TASK TO CARRY OUT – Identify the lines that contain the string "Ιστορικού", then copy each of them.
[begin EXTRACTED DATA]
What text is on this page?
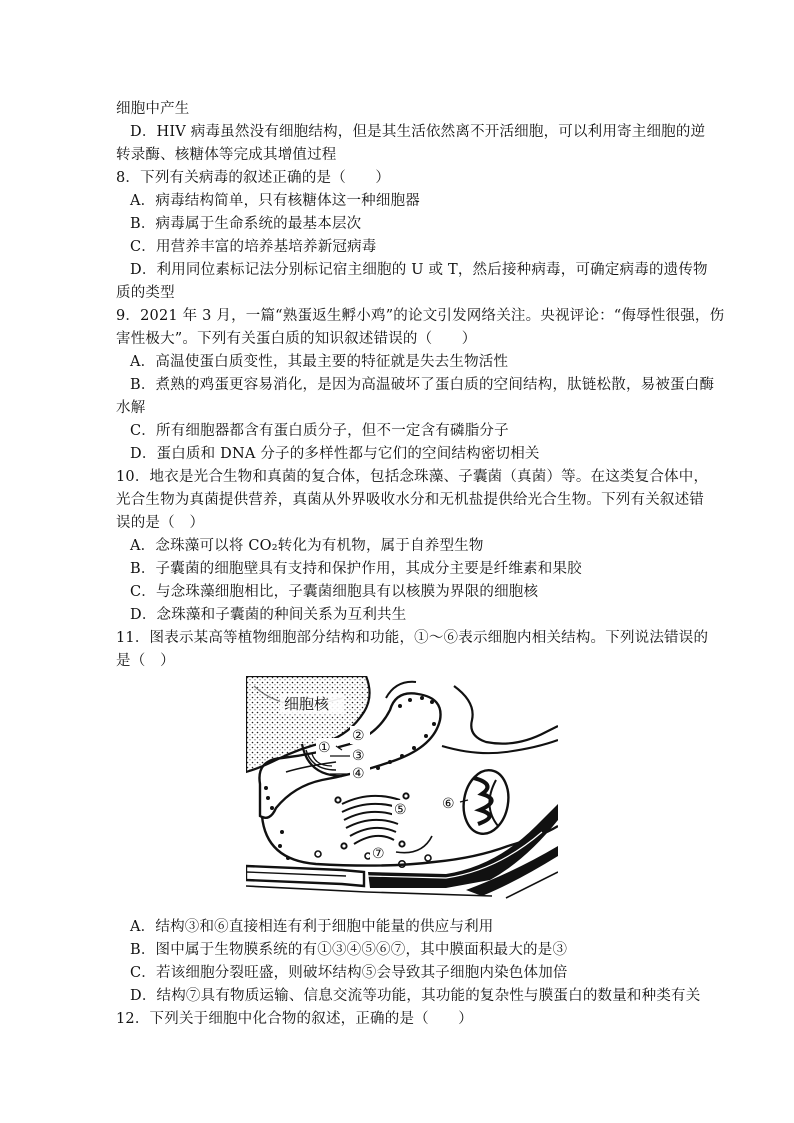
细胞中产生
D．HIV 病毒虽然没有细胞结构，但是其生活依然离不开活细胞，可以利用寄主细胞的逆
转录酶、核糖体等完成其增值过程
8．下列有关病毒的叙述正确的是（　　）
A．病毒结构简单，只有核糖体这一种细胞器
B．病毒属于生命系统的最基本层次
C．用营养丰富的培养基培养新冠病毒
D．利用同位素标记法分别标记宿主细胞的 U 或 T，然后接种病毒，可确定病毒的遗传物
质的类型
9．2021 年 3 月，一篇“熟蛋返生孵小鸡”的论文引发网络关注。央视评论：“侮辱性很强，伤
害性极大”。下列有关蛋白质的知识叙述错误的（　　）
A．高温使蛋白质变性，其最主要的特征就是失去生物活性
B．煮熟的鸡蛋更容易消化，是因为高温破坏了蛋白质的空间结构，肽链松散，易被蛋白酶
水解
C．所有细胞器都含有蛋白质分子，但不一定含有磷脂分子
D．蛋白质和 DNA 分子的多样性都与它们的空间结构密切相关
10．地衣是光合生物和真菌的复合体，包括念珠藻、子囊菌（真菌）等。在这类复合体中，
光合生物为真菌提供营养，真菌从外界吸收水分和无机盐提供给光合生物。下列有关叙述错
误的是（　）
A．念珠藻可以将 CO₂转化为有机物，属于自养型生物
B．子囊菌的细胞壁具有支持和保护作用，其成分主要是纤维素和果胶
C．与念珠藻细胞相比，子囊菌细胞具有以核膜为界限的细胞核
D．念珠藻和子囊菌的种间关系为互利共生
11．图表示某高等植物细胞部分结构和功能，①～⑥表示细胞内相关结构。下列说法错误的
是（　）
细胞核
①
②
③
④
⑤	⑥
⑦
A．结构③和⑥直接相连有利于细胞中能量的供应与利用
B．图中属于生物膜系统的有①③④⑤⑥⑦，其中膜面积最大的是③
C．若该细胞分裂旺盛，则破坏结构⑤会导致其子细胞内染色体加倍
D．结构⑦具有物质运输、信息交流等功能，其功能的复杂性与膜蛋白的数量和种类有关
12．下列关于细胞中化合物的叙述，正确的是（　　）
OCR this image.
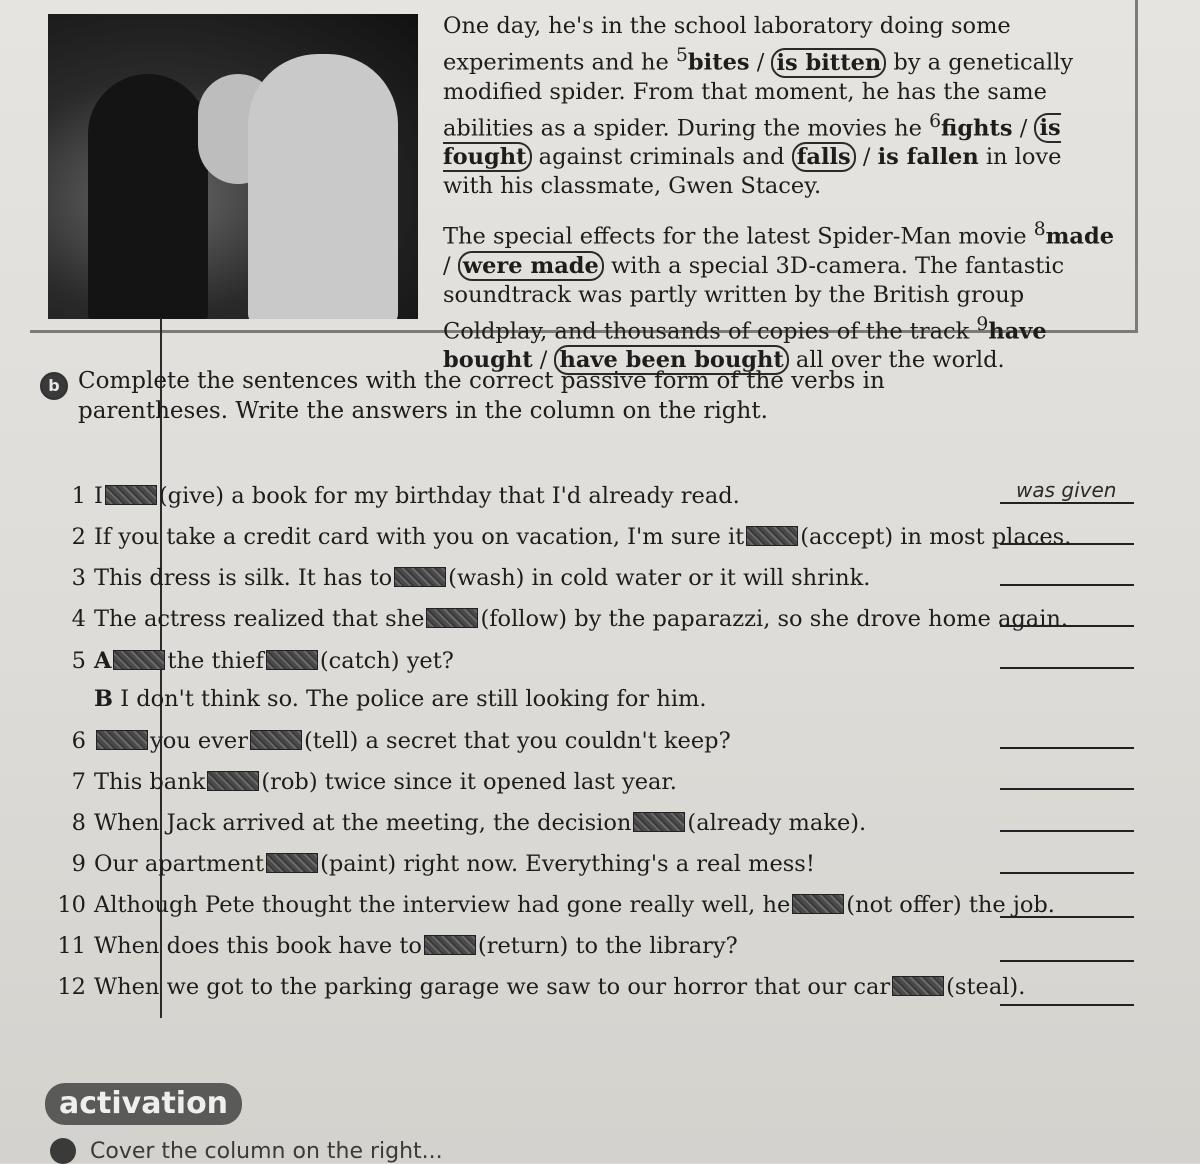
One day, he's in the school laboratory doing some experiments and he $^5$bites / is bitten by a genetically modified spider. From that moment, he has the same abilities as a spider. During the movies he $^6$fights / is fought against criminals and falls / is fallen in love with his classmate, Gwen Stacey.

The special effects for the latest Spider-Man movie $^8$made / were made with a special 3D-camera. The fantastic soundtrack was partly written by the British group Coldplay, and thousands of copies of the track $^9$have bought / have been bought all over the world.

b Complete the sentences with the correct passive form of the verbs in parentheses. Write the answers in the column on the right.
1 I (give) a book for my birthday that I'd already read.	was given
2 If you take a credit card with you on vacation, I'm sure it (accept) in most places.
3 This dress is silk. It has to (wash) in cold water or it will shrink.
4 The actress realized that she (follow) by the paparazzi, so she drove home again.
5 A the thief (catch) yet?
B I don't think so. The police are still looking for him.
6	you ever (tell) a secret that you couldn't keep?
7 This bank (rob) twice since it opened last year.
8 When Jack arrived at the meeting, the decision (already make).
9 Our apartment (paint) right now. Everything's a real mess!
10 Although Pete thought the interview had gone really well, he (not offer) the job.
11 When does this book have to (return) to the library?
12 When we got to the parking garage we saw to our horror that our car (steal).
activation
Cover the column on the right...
[end EXTRACTED DATA]
[begin EXTRACTED DATA]
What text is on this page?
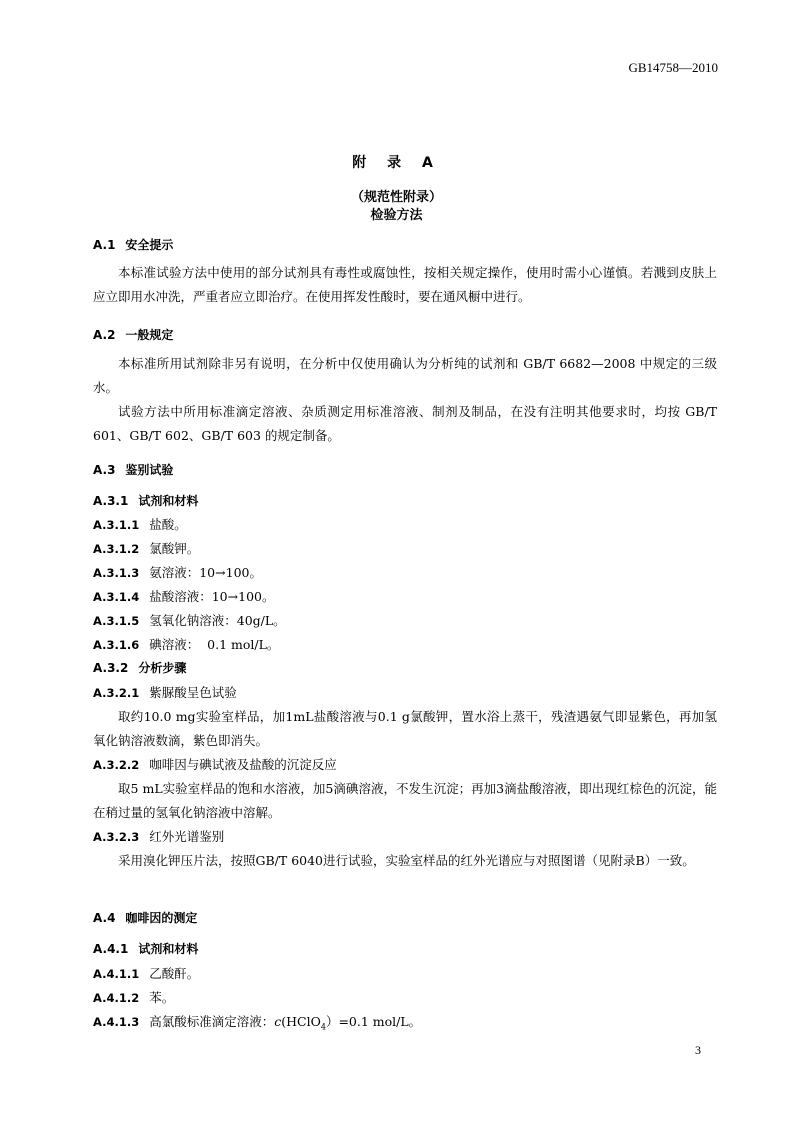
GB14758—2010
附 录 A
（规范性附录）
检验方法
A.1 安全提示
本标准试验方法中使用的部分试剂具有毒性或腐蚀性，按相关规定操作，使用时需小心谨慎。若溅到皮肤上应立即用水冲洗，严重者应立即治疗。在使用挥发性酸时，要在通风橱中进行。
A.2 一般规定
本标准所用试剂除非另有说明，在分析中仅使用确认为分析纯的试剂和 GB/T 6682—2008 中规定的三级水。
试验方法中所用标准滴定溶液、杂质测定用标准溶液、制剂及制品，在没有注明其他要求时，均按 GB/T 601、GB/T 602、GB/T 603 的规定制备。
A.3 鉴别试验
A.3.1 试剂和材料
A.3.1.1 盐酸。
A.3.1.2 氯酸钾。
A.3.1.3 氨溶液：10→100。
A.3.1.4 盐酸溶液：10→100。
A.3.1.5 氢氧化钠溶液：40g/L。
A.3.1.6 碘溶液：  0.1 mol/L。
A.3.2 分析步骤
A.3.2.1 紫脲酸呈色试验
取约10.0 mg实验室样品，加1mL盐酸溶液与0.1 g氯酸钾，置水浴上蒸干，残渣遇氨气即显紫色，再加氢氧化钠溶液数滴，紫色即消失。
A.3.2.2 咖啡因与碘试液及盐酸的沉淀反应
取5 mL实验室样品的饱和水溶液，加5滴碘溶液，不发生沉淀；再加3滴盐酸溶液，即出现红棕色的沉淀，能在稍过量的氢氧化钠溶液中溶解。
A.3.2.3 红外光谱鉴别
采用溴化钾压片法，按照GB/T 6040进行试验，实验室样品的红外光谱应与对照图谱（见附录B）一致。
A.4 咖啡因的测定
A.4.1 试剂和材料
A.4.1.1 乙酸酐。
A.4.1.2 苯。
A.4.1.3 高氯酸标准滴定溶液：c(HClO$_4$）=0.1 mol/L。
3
[end EXTRACTED DATA]
[begin EXTRACTED DATA]
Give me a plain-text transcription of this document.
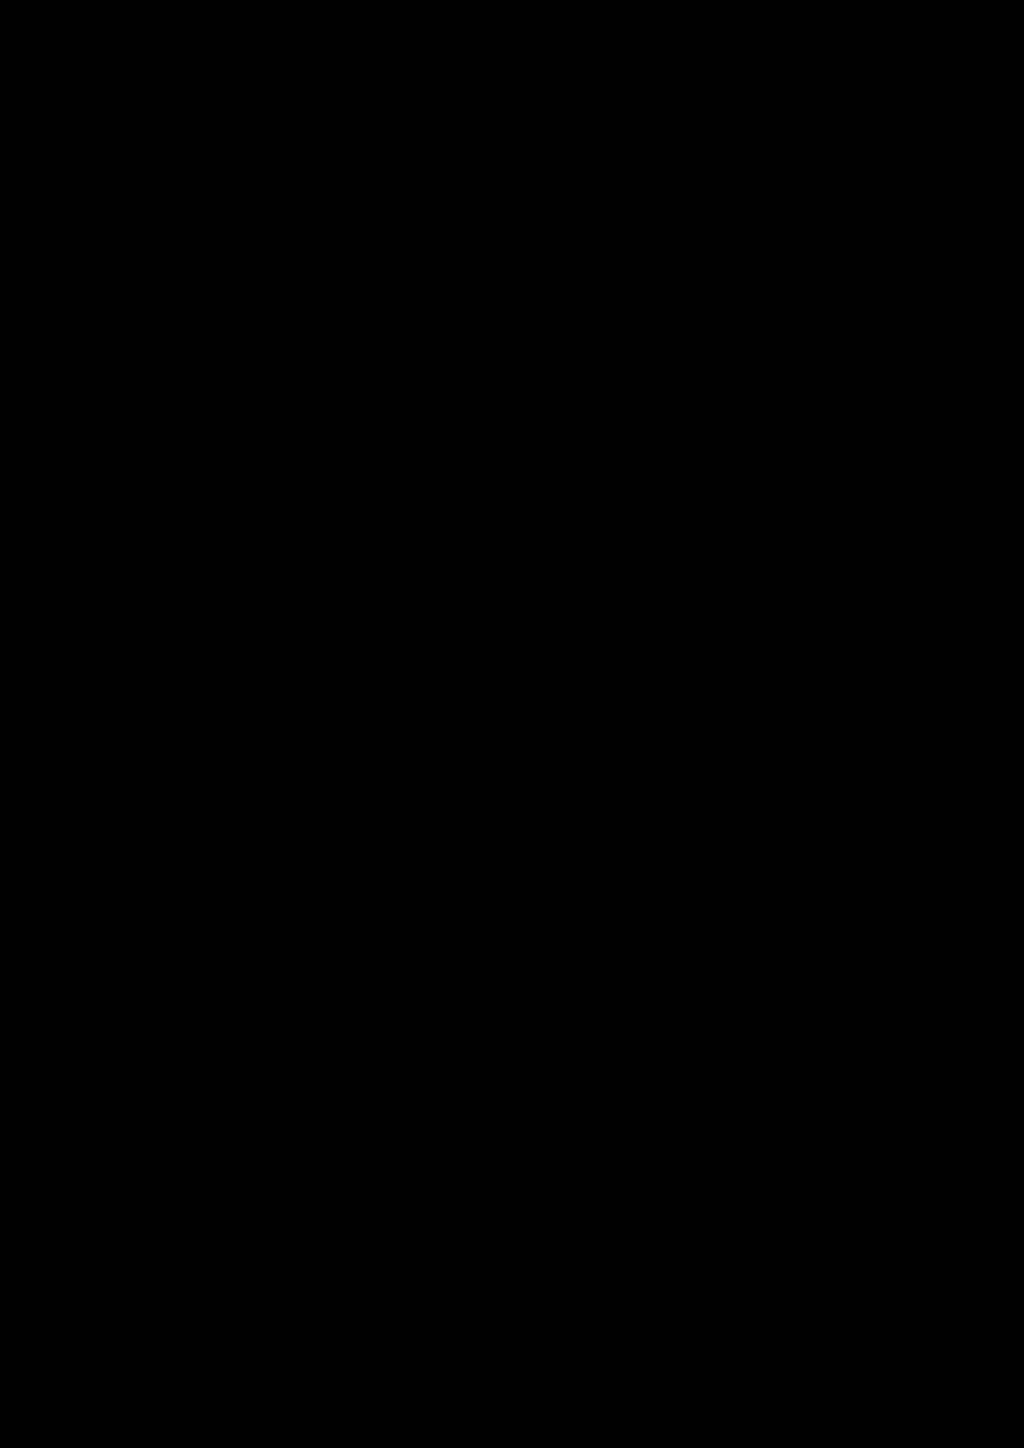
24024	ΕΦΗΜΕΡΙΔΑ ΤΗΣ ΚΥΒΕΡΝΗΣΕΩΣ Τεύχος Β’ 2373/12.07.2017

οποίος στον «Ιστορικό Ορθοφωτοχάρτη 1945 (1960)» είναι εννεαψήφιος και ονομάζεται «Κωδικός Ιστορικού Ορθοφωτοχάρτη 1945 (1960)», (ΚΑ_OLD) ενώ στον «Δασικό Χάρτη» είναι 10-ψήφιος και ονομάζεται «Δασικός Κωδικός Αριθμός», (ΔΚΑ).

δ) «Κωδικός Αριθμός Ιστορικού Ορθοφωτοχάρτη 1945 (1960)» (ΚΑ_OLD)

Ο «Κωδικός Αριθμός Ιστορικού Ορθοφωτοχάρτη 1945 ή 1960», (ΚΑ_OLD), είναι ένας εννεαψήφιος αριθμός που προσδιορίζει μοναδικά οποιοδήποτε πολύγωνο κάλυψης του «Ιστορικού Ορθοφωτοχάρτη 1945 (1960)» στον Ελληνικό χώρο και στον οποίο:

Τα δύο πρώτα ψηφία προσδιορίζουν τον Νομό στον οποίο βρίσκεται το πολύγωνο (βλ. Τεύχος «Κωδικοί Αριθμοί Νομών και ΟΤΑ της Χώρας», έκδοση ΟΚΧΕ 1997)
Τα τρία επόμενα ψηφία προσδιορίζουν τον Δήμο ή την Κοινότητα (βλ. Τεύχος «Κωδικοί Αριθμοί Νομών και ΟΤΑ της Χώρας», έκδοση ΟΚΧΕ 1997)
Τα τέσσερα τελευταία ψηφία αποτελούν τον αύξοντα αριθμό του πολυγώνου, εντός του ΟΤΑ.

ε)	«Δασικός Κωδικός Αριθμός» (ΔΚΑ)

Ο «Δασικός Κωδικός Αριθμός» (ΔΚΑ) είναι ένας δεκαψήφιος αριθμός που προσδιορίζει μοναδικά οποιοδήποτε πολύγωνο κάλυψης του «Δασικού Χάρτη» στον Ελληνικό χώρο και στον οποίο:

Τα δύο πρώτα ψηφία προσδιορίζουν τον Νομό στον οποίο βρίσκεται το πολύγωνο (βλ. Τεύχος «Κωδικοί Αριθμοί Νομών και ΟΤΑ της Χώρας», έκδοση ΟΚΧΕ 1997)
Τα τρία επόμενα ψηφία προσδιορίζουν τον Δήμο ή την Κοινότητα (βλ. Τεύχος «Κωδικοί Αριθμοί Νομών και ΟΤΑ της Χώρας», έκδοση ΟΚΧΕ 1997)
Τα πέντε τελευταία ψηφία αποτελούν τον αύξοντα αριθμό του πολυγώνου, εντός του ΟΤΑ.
[end EXTRACTED DATA]
RESPONSE TO THE TASK –
οποίος στον «Ιστορικό Ορθοφωτοχάρτη 1945 (1960)» είναι εννεαψήφιος και ονομάζεται «Κωδικός Ιστορικού Ορθοφωτοχάρτη 1945 (1960)», (ΚΑ_OLD) ενώ στον «Δασικό Χάρτη» είναι 10-ψήφιος και ονομάζεται «Δασικός Κωδικός Αριθμός», (ΔΚΑ).
δ) «Κωδικός Αριθμός Ιστορικού Ορθοφωτοχάρτη 1945 (1960)» (ΚΑ_OLD)
Ο «Κωδικός Αριθμός Ιστορικού Ορθοφωτοχάρτη 1945 ή 1960», (ΚΑ_OLD), είναι ένας εννεαψήφιος αριθμός που προσδιορίζει μοναδικά οποιοδήποτε πολύγωνο κάλυψης του «Ιστορικού Ορθοφωτοχάρτη 1945 (1960)» στον Ελληνικό χώρο και στον οποίο:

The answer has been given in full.